• Provided material:
•••••
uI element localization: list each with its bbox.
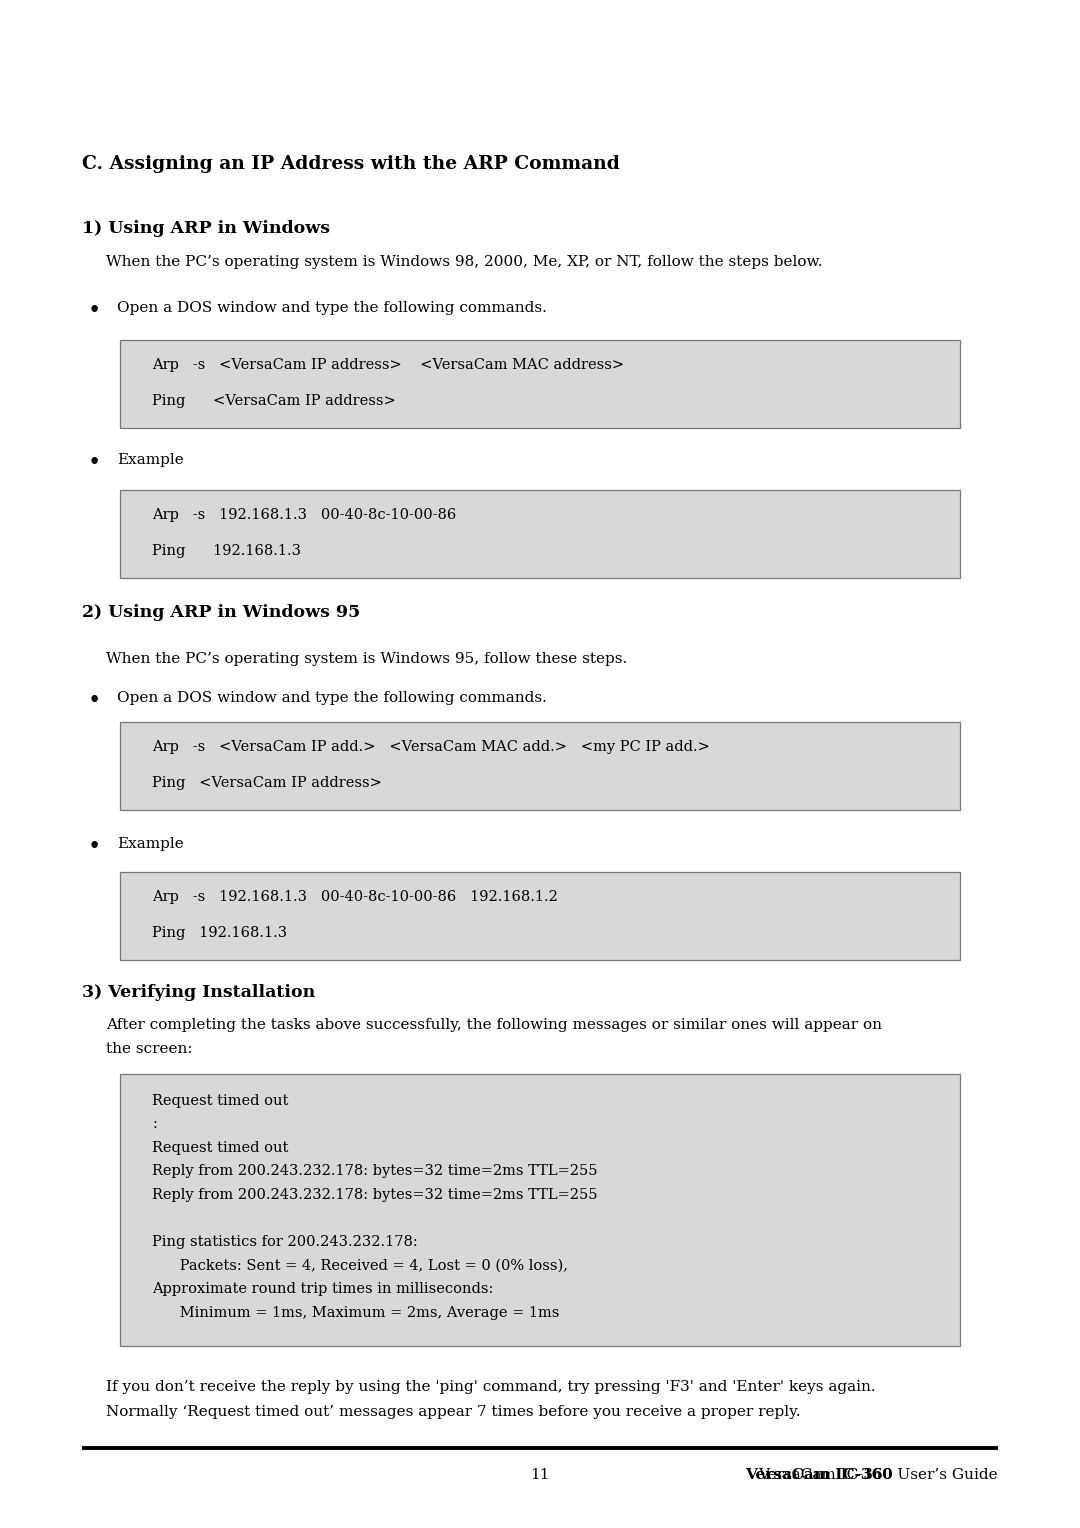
•••••
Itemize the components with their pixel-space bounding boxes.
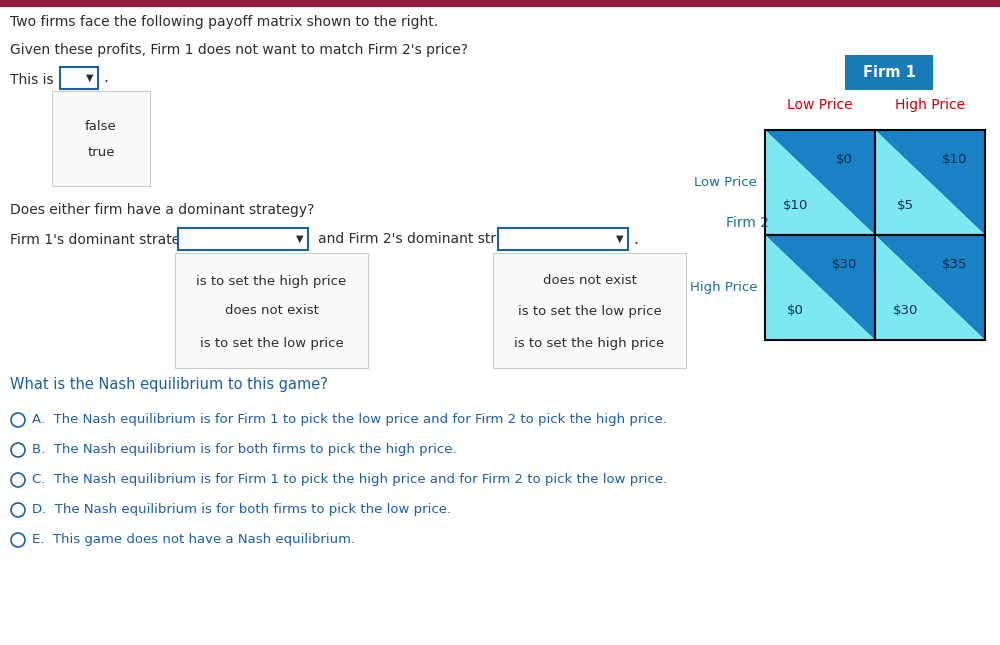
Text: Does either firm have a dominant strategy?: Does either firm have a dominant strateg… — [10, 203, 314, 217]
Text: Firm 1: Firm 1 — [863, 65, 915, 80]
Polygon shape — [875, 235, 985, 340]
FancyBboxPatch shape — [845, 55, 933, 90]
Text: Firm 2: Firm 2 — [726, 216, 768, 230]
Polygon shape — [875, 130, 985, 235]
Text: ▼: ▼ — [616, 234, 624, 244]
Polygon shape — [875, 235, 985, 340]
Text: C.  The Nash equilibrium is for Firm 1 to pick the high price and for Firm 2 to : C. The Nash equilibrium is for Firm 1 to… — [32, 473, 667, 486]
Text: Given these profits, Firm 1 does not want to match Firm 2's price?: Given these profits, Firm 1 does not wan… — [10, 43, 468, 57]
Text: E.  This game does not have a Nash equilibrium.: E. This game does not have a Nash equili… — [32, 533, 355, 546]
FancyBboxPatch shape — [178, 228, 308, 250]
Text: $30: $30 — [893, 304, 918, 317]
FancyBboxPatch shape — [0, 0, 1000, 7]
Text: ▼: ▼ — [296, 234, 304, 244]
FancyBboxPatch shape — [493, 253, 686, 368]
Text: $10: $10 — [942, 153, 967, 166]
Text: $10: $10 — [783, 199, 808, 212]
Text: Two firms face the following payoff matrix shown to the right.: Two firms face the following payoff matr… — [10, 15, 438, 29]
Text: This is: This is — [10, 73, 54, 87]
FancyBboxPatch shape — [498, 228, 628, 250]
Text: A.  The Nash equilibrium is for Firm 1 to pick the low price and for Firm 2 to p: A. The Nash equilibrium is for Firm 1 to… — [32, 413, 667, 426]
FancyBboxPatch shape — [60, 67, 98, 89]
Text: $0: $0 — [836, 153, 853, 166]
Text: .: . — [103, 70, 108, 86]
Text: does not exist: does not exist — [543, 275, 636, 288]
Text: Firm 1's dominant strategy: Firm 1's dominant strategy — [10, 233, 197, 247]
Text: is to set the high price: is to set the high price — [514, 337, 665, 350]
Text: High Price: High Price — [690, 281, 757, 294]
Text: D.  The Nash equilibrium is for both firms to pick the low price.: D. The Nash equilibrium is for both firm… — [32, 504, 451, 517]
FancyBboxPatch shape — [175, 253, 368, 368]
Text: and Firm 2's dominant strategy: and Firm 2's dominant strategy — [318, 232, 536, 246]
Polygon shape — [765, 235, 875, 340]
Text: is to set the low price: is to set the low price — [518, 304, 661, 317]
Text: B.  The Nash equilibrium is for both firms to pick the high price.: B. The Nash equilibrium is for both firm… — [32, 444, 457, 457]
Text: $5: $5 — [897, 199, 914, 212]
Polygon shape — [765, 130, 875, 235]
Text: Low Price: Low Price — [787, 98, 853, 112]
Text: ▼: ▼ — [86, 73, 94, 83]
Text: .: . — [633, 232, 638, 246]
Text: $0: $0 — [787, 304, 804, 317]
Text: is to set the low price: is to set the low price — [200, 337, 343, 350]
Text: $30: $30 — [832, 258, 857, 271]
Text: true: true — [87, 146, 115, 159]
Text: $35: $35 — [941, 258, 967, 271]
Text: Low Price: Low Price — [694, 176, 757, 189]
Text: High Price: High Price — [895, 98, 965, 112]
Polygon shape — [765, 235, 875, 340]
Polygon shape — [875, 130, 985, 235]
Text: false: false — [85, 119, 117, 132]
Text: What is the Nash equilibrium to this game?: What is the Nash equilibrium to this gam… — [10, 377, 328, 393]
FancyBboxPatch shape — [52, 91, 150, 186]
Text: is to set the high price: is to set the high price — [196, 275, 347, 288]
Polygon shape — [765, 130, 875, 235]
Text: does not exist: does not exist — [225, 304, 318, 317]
•••••
• Requirements: Pick out each line above that contains the string "FancyBboxPatch", and copy those lines.

• Exercise solution:
FancyBboxPatch shape — [845, 55, 933, 90]
FancyBboxPatch shape — [178, 228, 308, 250]
FancyBboxPatch shape — [0, 0, 1000, 7]
FancyBboxPatch shape — [493, 253, 686, 368]
FancyBboxPatch shape — [498, 228, 628, 250]
FancyBboxPatch shape — [60, 67, 98, 89]
FancyBboxPatch shape — [175, 253, 368, 368]
FancyBboxPatch shape — [52, 91, 150, 186]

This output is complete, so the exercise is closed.